=== DATA ===

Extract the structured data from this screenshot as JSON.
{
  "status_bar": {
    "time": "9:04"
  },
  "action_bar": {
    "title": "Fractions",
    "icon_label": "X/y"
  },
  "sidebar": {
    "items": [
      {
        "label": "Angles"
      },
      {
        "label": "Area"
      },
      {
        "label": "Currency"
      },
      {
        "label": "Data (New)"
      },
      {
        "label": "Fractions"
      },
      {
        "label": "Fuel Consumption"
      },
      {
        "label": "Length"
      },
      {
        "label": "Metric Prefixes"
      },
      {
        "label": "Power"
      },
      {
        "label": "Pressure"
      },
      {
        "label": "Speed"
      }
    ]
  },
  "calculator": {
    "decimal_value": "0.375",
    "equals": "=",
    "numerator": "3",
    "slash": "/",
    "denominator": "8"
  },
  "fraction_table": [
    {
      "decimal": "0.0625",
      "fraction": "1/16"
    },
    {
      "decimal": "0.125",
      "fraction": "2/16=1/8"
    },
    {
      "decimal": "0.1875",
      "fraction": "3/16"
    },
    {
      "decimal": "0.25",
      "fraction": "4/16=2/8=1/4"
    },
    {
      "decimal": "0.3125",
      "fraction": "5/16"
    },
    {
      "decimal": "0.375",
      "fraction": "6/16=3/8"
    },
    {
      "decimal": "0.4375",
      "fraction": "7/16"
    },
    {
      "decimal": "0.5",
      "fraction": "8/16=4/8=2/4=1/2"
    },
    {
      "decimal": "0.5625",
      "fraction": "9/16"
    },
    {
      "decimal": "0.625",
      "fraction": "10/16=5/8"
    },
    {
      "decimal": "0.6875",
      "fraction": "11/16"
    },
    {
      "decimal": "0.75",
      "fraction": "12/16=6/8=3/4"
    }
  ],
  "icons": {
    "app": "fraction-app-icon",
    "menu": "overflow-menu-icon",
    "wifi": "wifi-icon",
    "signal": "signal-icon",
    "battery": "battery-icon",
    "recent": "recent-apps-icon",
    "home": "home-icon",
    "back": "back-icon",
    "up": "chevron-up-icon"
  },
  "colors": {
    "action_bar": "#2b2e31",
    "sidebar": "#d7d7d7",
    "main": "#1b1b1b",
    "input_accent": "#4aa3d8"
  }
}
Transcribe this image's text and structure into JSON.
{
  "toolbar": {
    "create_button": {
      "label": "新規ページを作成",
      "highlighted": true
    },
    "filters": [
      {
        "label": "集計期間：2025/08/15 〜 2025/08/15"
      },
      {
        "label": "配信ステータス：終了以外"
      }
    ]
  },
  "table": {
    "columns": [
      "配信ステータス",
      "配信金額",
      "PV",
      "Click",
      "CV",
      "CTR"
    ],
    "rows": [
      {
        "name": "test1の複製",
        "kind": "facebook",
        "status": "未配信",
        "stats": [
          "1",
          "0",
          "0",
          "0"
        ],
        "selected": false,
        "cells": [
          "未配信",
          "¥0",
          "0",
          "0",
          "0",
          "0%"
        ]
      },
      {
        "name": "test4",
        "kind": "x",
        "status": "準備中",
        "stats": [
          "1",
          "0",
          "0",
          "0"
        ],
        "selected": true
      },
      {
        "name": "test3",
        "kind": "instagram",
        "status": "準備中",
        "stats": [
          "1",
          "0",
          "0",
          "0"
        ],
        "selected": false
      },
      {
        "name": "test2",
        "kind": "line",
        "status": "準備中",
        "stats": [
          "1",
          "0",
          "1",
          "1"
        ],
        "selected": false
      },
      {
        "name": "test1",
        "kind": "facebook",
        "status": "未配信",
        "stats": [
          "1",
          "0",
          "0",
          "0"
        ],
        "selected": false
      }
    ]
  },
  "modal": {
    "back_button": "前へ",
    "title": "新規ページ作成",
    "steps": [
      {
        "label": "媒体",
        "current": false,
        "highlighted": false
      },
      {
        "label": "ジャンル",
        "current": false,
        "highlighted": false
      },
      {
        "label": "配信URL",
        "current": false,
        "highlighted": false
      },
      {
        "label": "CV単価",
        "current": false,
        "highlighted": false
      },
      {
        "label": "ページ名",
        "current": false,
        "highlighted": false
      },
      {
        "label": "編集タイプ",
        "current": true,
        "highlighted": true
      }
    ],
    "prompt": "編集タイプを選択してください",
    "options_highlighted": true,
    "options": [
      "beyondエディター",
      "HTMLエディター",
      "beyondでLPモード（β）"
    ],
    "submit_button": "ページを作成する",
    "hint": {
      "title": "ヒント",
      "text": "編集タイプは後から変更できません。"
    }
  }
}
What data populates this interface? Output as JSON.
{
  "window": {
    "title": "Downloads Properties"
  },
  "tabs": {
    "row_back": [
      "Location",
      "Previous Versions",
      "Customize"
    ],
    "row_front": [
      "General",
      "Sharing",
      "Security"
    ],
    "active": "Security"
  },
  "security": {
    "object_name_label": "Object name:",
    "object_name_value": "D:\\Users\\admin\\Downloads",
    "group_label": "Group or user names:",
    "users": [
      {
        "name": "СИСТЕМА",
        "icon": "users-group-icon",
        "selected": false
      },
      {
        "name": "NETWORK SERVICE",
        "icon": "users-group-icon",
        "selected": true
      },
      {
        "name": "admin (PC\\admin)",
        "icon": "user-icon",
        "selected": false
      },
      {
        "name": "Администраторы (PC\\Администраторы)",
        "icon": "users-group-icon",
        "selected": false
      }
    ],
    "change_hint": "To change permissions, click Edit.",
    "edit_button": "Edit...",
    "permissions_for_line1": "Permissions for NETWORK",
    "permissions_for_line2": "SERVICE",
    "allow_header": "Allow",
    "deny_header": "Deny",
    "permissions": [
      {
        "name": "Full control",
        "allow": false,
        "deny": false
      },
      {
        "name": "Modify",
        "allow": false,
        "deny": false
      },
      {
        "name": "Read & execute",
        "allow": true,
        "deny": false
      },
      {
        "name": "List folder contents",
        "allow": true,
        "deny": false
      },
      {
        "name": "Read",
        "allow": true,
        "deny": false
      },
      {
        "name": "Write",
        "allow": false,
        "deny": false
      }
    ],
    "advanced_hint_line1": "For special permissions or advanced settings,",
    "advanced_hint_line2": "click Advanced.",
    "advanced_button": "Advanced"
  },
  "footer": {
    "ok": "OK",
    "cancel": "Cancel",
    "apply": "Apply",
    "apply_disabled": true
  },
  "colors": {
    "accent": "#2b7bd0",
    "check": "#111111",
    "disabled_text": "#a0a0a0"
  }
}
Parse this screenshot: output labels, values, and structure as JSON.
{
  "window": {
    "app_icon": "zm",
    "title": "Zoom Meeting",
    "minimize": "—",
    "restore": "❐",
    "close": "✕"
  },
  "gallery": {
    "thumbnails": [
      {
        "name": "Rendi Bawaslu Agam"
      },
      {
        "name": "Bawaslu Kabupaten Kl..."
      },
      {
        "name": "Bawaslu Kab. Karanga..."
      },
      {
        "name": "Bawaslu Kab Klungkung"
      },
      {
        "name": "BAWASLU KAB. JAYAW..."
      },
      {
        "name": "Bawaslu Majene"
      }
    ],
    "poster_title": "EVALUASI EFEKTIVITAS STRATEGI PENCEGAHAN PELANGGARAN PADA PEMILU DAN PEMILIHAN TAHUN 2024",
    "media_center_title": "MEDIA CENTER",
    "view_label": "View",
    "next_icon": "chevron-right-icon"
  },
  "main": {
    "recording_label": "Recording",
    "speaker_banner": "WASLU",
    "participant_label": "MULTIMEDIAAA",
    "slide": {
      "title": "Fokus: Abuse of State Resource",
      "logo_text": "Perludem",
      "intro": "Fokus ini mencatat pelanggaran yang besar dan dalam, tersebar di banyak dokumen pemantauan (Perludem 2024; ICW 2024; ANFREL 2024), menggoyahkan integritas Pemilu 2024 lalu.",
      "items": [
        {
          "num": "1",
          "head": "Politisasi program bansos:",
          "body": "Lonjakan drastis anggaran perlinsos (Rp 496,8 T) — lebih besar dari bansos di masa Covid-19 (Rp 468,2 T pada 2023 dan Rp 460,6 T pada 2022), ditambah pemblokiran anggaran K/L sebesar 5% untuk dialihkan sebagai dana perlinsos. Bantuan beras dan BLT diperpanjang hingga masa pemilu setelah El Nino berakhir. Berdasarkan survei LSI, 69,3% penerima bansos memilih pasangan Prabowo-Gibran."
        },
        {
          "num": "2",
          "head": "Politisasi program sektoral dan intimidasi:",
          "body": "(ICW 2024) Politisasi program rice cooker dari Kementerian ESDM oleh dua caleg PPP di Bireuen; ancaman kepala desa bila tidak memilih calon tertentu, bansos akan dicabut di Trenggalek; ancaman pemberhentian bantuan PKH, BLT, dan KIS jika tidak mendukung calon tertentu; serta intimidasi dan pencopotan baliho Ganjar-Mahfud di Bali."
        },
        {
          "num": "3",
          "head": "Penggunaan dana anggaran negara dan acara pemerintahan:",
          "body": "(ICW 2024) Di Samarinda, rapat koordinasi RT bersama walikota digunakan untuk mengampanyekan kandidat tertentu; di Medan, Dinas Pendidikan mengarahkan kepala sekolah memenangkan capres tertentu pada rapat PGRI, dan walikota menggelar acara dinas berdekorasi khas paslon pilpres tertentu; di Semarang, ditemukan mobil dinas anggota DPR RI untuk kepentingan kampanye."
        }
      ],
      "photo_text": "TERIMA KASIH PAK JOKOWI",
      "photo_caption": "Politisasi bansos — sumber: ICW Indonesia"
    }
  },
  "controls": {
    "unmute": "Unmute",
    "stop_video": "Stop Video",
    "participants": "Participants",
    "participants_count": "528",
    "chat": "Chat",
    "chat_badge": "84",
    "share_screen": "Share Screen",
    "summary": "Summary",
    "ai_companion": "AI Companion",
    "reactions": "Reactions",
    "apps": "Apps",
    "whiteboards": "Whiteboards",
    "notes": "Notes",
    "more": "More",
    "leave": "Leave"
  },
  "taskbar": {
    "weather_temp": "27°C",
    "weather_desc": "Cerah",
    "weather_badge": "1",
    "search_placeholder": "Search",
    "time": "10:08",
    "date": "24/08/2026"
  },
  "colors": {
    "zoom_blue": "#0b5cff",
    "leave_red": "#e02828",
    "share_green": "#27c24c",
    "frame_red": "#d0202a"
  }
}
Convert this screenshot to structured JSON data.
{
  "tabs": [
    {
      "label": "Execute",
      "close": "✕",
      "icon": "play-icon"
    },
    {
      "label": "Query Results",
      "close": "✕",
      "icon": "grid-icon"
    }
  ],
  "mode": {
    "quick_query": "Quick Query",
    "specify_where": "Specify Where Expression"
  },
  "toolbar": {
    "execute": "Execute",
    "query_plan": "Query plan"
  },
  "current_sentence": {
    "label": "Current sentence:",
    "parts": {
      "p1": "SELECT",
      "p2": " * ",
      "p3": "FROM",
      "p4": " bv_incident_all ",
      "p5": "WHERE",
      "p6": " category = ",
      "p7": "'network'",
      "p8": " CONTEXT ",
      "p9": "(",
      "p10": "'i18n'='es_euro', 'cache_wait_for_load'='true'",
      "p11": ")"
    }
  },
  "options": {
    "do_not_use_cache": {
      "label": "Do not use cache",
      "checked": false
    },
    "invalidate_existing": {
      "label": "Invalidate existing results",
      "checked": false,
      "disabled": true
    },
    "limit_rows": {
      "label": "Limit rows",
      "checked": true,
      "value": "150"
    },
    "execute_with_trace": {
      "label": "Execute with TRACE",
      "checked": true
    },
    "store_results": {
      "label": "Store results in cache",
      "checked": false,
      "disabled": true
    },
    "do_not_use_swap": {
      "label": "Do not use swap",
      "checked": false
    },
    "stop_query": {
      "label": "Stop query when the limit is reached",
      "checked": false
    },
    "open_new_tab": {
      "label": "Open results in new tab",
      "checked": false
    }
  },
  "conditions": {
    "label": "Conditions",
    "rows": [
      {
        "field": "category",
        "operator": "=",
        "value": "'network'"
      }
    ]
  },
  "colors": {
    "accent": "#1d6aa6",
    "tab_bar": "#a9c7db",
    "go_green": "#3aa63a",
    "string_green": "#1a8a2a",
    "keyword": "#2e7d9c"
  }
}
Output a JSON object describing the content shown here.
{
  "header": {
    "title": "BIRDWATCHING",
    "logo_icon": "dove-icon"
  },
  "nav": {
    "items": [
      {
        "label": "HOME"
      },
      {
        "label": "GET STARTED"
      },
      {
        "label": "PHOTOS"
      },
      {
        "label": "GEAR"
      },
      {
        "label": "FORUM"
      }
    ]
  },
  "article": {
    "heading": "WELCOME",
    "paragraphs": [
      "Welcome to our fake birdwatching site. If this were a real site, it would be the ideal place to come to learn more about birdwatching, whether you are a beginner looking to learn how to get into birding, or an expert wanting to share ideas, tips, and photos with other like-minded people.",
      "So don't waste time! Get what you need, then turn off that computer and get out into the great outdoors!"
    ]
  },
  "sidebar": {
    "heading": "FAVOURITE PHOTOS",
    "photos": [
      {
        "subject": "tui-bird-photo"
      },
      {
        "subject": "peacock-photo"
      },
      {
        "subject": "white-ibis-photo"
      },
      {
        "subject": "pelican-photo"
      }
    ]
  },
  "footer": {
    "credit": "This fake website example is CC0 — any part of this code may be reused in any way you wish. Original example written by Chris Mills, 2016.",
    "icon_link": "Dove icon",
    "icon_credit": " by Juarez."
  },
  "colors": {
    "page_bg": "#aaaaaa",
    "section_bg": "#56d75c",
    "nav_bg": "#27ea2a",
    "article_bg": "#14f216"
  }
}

===

- TASK: Copy out all lines where the word "intimidasi" appears.

- REPLY TO THE EXERCISE:
          "head": "Politisasi program sektoral dan intimidasi:",
          "body": "(ICW 2024) Politisasi program rice cooker dari Kementerian ESDM oleh dua caleg PPP di Bireuen; ancaman kepala desa bila tidak memilih calon tertentu, bansos akan dicabut di Trenggalek; ancaman pemberhentian bantuan PKH, BLT, dan KIS jika tidak mendukung calon tertentu; serta intimidasi dan pencopotan baliho Ganjar-Mahfud di Bali."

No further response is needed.